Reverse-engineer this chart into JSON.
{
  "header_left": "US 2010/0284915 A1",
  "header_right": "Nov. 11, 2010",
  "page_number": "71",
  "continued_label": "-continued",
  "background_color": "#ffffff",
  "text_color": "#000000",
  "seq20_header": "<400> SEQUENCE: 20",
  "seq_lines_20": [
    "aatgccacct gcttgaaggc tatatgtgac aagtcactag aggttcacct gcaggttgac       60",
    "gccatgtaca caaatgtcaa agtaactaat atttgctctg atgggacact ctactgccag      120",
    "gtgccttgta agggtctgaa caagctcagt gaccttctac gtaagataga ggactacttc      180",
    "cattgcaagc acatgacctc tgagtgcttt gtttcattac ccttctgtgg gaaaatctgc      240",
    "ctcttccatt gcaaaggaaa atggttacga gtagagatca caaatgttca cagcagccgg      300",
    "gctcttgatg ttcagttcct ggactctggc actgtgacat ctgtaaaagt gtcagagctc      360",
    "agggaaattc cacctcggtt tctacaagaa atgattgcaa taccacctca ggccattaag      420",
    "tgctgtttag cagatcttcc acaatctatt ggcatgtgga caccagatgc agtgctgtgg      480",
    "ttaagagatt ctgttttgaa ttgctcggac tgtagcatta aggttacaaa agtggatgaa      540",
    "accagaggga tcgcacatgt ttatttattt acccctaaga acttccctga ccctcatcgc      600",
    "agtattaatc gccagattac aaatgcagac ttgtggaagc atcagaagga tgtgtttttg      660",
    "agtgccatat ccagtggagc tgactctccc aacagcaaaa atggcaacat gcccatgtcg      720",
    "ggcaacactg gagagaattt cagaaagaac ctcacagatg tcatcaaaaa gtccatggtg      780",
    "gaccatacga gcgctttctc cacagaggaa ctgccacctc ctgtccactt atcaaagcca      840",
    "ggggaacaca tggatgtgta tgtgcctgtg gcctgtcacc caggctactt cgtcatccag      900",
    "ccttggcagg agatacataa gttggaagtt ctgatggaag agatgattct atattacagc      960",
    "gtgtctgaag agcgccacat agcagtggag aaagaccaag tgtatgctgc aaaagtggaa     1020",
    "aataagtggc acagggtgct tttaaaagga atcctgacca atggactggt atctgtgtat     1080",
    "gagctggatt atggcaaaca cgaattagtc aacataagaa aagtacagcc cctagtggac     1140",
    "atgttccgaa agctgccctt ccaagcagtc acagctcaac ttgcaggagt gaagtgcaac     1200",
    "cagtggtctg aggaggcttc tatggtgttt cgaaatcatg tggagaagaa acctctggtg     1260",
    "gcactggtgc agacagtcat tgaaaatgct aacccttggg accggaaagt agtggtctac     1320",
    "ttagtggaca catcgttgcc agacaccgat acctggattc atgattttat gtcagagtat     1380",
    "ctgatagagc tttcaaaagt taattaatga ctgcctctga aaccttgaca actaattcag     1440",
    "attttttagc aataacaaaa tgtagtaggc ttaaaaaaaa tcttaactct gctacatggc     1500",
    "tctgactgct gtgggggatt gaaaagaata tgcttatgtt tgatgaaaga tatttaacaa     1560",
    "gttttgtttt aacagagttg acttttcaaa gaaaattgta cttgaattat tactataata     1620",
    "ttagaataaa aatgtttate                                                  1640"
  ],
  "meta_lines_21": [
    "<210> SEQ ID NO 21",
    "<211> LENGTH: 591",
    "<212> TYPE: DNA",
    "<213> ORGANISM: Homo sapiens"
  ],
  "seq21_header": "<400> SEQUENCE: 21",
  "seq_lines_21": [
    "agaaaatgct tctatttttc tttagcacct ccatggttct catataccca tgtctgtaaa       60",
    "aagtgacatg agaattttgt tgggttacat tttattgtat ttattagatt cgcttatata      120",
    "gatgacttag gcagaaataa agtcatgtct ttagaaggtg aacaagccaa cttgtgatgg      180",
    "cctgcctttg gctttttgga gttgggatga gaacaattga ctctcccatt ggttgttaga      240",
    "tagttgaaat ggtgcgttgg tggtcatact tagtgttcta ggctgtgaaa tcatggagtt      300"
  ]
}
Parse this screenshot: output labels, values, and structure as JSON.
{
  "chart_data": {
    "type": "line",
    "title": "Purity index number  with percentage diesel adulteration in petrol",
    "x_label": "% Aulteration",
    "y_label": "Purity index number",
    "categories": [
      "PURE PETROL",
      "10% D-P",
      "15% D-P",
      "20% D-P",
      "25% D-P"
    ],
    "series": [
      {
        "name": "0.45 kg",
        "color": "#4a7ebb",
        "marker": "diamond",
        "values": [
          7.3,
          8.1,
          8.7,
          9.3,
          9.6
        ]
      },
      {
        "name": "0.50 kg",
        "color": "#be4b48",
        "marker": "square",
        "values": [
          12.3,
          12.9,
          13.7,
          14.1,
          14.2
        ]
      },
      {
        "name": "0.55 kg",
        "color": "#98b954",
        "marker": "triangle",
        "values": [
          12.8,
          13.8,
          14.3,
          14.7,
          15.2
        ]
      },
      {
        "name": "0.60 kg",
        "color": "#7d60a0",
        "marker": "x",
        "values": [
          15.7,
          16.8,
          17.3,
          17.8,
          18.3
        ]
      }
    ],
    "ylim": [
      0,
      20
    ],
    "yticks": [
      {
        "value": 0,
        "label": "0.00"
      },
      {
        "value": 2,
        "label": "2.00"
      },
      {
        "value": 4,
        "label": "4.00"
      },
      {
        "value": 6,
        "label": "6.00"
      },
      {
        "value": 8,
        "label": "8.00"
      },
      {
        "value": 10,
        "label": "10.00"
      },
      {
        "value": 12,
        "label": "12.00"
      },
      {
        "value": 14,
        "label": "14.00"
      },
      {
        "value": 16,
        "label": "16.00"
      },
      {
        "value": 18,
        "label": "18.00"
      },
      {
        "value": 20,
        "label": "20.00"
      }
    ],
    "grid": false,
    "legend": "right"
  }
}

== == ==

* _What is expected_
Extract from the material all lines containing the string "name".

* _Exercise result_
        "name": "0.45 kg",
        "name": "0.50 kg",
        "name": "0.55 kg",
        "name": "0.60 kg",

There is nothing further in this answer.